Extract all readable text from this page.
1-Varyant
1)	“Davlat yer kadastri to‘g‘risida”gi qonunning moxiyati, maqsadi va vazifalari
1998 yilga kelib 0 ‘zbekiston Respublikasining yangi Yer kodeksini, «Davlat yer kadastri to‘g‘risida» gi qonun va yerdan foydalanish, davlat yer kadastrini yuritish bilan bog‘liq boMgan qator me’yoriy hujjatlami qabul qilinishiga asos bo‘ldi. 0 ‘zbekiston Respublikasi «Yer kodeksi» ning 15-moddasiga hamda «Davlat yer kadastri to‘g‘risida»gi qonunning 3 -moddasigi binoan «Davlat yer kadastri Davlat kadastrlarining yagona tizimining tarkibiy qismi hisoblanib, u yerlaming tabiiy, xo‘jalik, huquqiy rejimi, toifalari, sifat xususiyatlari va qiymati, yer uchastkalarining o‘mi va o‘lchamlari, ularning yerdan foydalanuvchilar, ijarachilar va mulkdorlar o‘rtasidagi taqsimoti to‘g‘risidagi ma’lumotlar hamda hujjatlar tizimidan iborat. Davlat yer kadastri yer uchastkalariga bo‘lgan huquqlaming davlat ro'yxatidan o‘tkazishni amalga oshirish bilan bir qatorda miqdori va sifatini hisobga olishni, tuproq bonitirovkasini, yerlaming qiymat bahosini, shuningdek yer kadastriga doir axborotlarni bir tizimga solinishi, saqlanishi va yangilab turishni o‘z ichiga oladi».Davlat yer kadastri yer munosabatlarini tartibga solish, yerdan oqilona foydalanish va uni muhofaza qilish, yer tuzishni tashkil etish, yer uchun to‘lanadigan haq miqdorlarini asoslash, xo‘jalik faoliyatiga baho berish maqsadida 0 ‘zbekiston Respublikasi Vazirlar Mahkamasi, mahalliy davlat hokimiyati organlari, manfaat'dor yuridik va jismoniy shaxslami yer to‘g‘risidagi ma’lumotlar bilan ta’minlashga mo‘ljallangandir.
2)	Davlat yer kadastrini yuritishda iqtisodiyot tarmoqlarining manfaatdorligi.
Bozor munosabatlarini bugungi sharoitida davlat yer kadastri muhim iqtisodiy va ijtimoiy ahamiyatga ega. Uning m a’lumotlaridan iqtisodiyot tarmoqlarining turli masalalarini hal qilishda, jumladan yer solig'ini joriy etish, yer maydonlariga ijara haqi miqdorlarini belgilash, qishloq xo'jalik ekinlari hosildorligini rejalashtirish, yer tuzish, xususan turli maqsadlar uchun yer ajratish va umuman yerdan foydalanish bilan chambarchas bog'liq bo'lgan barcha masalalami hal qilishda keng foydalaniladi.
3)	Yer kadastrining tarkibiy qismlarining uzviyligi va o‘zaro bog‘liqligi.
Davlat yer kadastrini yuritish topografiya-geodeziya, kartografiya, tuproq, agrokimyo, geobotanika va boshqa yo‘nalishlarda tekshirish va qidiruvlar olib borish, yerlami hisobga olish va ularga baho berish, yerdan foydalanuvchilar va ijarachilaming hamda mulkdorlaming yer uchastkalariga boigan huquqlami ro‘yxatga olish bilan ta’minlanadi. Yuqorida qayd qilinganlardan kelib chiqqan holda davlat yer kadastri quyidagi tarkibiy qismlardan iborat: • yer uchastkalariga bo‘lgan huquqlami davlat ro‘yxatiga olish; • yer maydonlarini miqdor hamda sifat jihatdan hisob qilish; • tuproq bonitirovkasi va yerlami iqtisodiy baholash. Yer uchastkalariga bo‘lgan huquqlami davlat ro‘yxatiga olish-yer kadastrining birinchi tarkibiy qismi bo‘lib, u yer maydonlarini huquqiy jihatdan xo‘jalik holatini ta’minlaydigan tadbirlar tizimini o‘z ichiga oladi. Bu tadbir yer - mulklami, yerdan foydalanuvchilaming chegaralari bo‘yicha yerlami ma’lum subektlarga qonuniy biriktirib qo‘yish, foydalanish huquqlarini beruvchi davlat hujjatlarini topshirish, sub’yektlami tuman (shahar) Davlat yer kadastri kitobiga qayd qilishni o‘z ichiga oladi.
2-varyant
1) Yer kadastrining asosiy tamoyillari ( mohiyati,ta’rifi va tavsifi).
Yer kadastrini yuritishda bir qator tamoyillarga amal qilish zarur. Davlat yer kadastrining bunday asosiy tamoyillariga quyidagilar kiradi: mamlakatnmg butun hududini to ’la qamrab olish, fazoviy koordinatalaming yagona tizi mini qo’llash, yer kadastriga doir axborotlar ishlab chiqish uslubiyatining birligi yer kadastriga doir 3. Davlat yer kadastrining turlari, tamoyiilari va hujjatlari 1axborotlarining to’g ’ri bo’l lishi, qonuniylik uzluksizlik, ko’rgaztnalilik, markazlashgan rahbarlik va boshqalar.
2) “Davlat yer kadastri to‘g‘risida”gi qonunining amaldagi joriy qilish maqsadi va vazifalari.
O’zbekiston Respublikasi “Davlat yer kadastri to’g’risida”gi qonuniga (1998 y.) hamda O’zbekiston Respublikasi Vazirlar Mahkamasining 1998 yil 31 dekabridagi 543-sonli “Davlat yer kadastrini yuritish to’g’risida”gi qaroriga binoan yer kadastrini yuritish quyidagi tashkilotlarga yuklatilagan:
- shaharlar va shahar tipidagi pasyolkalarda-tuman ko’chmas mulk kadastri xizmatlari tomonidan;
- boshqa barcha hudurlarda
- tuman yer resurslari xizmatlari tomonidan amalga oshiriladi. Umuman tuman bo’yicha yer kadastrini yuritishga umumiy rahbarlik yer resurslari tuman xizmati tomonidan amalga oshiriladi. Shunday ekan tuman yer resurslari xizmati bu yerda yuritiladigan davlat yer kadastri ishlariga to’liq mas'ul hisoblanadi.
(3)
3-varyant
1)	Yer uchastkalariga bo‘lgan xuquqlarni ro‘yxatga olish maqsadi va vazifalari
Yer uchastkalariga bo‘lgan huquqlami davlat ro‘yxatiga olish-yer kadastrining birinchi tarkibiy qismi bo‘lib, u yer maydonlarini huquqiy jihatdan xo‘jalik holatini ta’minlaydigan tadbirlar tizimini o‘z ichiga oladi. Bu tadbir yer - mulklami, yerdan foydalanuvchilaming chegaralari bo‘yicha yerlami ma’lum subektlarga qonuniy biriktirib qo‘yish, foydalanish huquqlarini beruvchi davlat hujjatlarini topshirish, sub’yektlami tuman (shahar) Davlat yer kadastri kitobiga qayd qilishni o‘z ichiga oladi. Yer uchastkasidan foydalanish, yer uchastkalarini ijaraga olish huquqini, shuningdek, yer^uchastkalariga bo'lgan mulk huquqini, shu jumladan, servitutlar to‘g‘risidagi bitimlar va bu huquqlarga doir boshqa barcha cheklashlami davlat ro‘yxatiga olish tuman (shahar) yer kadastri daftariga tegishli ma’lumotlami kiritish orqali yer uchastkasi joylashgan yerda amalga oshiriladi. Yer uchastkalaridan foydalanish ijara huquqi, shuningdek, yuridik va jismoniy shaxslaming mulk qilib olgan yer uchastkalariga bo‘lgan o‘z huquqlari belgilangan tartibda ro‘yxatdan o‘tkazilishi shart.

* [What you need to do] Across the records, how many lines contain "vazifalari"? Only the number should be given.

* [Solution to this problem] 3